> _GIVEN REQUEST 1_
In the records, substitute "Pixel 7" for every "Galaxy S9+", starting with the line with "sidebar-item-start[interactable]: Start (33, 93, 99, 123)" and going on through the end of the records. Return only those lines, with everything else left the same.

> _READING PASSAGE_

When people think of beer, they automatically think of Germany, and rave about the qualities of German beer. I’ll be honest, I’m someone used to the variety of craft beers, and in addition I think my problem is that a lot of German beer is traditionally lager-based rather than, say, IPA or porter or whatever, and I’ve never been overly fond of lagers. But as an avid beer drinker, it would be remiss of me to ignore the influence Germany has had over the world of beer, especially as beer has been brewed in what is now Germany for at least three millennia.
Schneider Weisse Aventinus. From Kelheim, in Bavaria.
But no discussion can ever be had without context. And in the case of German beer, that context is the German Beer Purity Law, or Rheinheitsgebot.
What is the Rheinheitsgebot? Why does the Rheinheitsgebot matter?
The Rheinheitsgebot is a law in Germany regarding the purity of beer, originally specifying the only ingredients that can be added to make beer in the country are water, barley, and hops. [Interestingly it didn’t specify yeast; the law was drafted before the exact science around brewing was definitively known]. It has been expanded and relaxed since, but only slightly. Now, it might come as a surprise to read that water was specified, as one might assume that was a ‘given’. While I find it hard to believe that anyone was seriously trying to make beer out of, say, milk in the middle ages, it does limit the German’s attempts to make a milkshake IPA, especially one made with blueberries or mango.
A Milkshake IPA from Neon Raptor, based in Nottingham UK. Contains Passionfruit, Mango, Vanilla, and Lactose; definitely not allowed in Germany!

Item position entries
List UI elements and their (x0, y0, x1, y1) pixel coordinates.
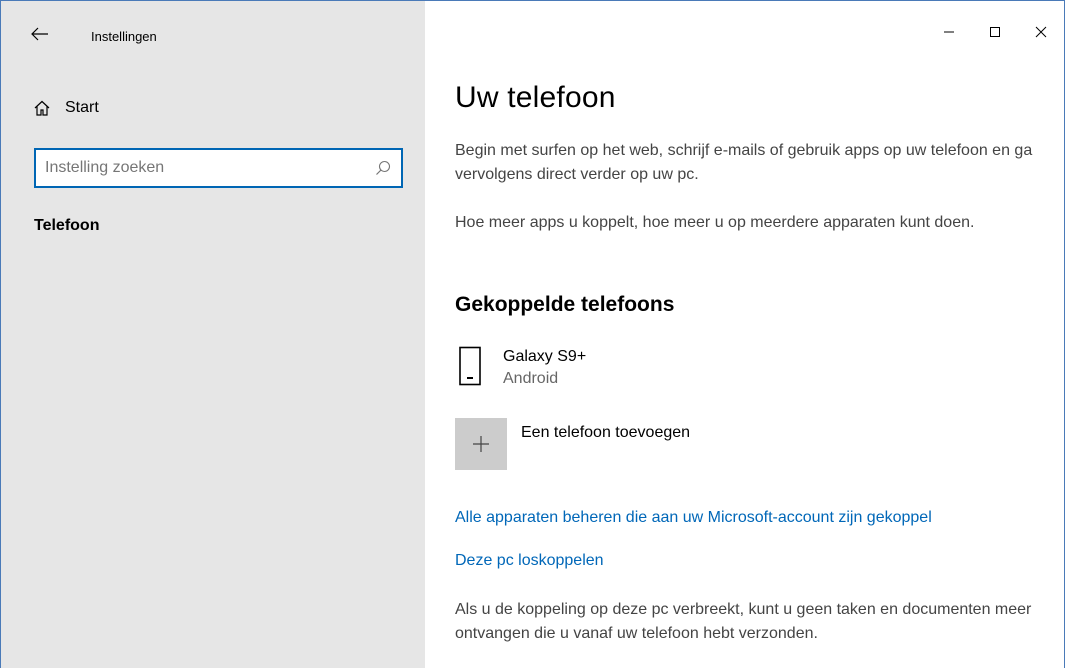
sidebar-item-start[interactable]: Start (33, 93, 99, 123)
minimize-button[interactable] (926, 17, 972, 47)
close-button[interactable] (1018, 17, 1064, 47)
search-icon (376, 160, 391, 175)
add-phone-tile (455, 418, 507, 470)
phone-icon (455, 346, 485, 388)
sidebar-item-label: Start (65, 99, 99, 116)
search-box[interactable] (34, 148, 403, 188)
intro-text-2: Hoe meer apps u koppelt, hoe meer u op m… (455, 214, 975, 231)
app-title: Instellingen (91, 29, 157, 44)
back-arrow-icon (31, 27, 48, 41)
minimize-icon (944, 31, 954, 33)
page-title: Uw telefoon (455, 81, 616, 114)
main-content: Uw telefoon Begin met surfen op het web,… (425, 1, 1064, 668)
back-button[interactable] (25, 19, 55, 49)
sidebar-item-telefoon[interactable]: Telefoon (34, 217, 99, 235)
device-os: Android (503, 370, 559, 387)
settings-window: Instellingen Start Telefoon (0, 0, 1065, 668)
device-text: Galaxy S9+ Android (503, 346, 586, 390)
window-controls (926, 17, 1064, 47)
linked-device[interactable]: Galaxy S9+ Android (455, 346, 586, 390)
plus-icon (473, 436, 489, 452)
add-phone-button[interactable]: Een telefoon toevoegen (455, 418, 690, 470)
search-input[interactable] (36, 150, 365, 186)
close-icon (1035, 26, 1047, 38)
linked-phones-title: Gekoppelde telefoons (455, 293, 675, 316)
manage-devices-link[interactable]: Alle apparaten beheren die aan uw Micros… (455, 509, 932, 527)
search-button[interactable] (365, 150, 401, 186)
maximize-icon (990, 27, 1000, 37)
unlink-note: Als u de koppeling op deze pc verbreekt,… (455, 601, 1032, 642)
home-icon (34, 100, 50, 116)
device-name: Galaxy S9+ (503, 348, 587, 365)
maximize-button[interactable] (972, 17, 1018, 47)
add-phone-label: Een telefoon toevoegen (521, 424, 691, 441)
unlink-pc-link[interactable]: Deze pc loskoppelen (455, 552, 604, 570)
intro-text: Begin met surfen op het web, schrijf e-m… (455, 142, 1033, 183)
sidebar: Instellingen Start Telefoon (1, 1, 425, 668)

> _GIVEN REQUEST 2_
Proceed with the piece on German beer and the Purity Law, picking up right after its last sentence.

> _WRITTEN REPLY 1_
sidebar-item-start[interactable]: Start (33, 93, 99, 123)
minimize-button[interactable] (926, 17, 972, 47)
close-button[interactable] (1018, 17, 1064, 47)
search-icon (376, 160, 391, 175)
add-phone-tile (455, 418, 507, 470)
phone-icon (455, 346, 485, 388)
sidebar-item-label: Start (65, 99, 99, 116)
search-box[interactable] (34, 148, 403, 188)
intro-text-2: Hoe meer apps u koppelt, hoe meer u op m… (455, 214, 975, 231)
app-title: Instellingen (91, 29, 157, 44)
back-arrow-icon (31, 27, 48, 41)
minimize-icon (944, 31, 954, 33)
page-title: Uw telefoon (455, 81, 616, 114)
main-content: Uw telefoon Begin met surfen op het web,… (425, 1, 1064, 668)
back-button[interactable] (25, 19, 55, 49)
sidebar-item-telefoon[interactable]: Telefoon (34, 217, 99, 235)
device-os: Android (503, 370, 559, 387)
settings-window: Instellingen Start Telefoon (0, 0, 1065, 668)
device-text: Pixel 7 Android (503, 346, 586, 390)
window-controls (926, 17, 1064, 47)
linked-device[interactable]: Pixel 7 Android (455, 346, 586, 390)
plus-icon (473, 436, 489, 452)
add-phone-button[interactable]: Een telefoon toevoegen (455, 418, 690, 470)
search-input[interactable] (36, 150, 365, 186)
close-icon (1035, 26, 1047, 38)
linked-phones-title: Gekoppelde telefoons (455, 293, 675, 316)
manage-devices-link[interactable]: Alle apparaten beheren die aan uw Micros… (455, 509, 932, 527)
search-button[interactable] (365, 150, 401, 186)
maximize-icon (990, 27, 1000, 37)
unlink-note: Als u de koppeling op deze pc verbreekt,… (455, 601, 1032, 642)
home-icon (34, 100, 50, 116)
device-name: Pixel 7 (503, 348, 587, 365)
maximize-button[interactable] (972, 17, 1018, 47)
add-phone-label: Een telefoon toevoegen (521, 424, 691, 441)
unlink-pc-link[interactable]: Deze pc loskoppelen (455, 552, 604, 570)
intro-text: Begin met surfen op het web, schrijf e-m… (455, 142, 1033, 183)
sidebar: Instellingen Start Telefoon (1, 1, 425, 668)

> _WRITTEN REPLY 2_
There is some mis-knowledge about the Rheinheitsgebot, so here’s a very potted history. It was originally drafted up as long ago as 1516 – thus pre-dating the concept of ‘Germany’ by over 350 years. In those days Germany as an entity didn’t exist; the area was largely made up of a confederation of independent states collected together under the banner of the Holy Roman Empire, famously the most badly-named country to have ever existed. [And you thought ’Democratic People’s Republic’ was spurious!]. The Rheinheitsgebot was only implemented in one of these states, the albeit quite large country known as Bavaria, and the main reason wasn’t really around purity and standardisation of beer itself, that was more of the secondary aim. Rather the original law sought to regulate the usage of grains; ensuring brewers kept to barley and bakers kept to wheat and rye. In fairness, some brewers were putting some strange stuff in their beer; there were reports of substances like wormwood (commonly found in Absinthe and which causes, er, ‘interesting effects’ by all accounts) and belladonna, which, let’s face it, is not something you want to be consuming a lot of.
Although only applicable originally to Bavaria, it ‘spread’ across the rest of the Confederation, and upon German Unification in 1871, became a ‘law’ (although full adoption didn’t occur for another 40 years). This was mainly at the agitation of the Bavarian state who, let’s face it, were such a large enough entity in the new German country that they couldn’t be ignored. The law is still in place, although it only applies to German beer (not imported beer), nor does it apply to things like gluten-free beer. The ingredient list has been expanded (to now include any kind of malted barley) It also no longer prevents domestic brewers making beer outside of the provisions of this law, it just prevents them calling it ‘beer’.
A bottle of Dunkel beer from Landwehr-Brau. The note at the bottom of the label tells you it was brewed after the Rheinheitsgebot law was enforced.
In a way, the Rheinheitsgebot defines German beer in exact opposition to beer in the USA where, having suffered from prohibition and the restriction of home brewing until (my) living memory, there feels a lot more freedom; the vibe I’ve always had the impression of is ‘ah, stick it in and we’ll see if it works’. This makes American beer more varied (and some might argue more interesting) but German beer should be, on average, a better ‘quality’ since the ingredients and processes are more controlled and understood. This of course doesn’t always apply, in either direction; some American beers are absolutely fabulous, others you drink it and go ‘why on earth did you put that in?’. In Germany the differences are more to do with the skill of the brewer; it’s far too easy to make bad beer in the same way that 100 people making the same cake with the same ingredients to the same recipe will make 100 different cakes, not all of which will be edible.
Why is most German beer actually lager?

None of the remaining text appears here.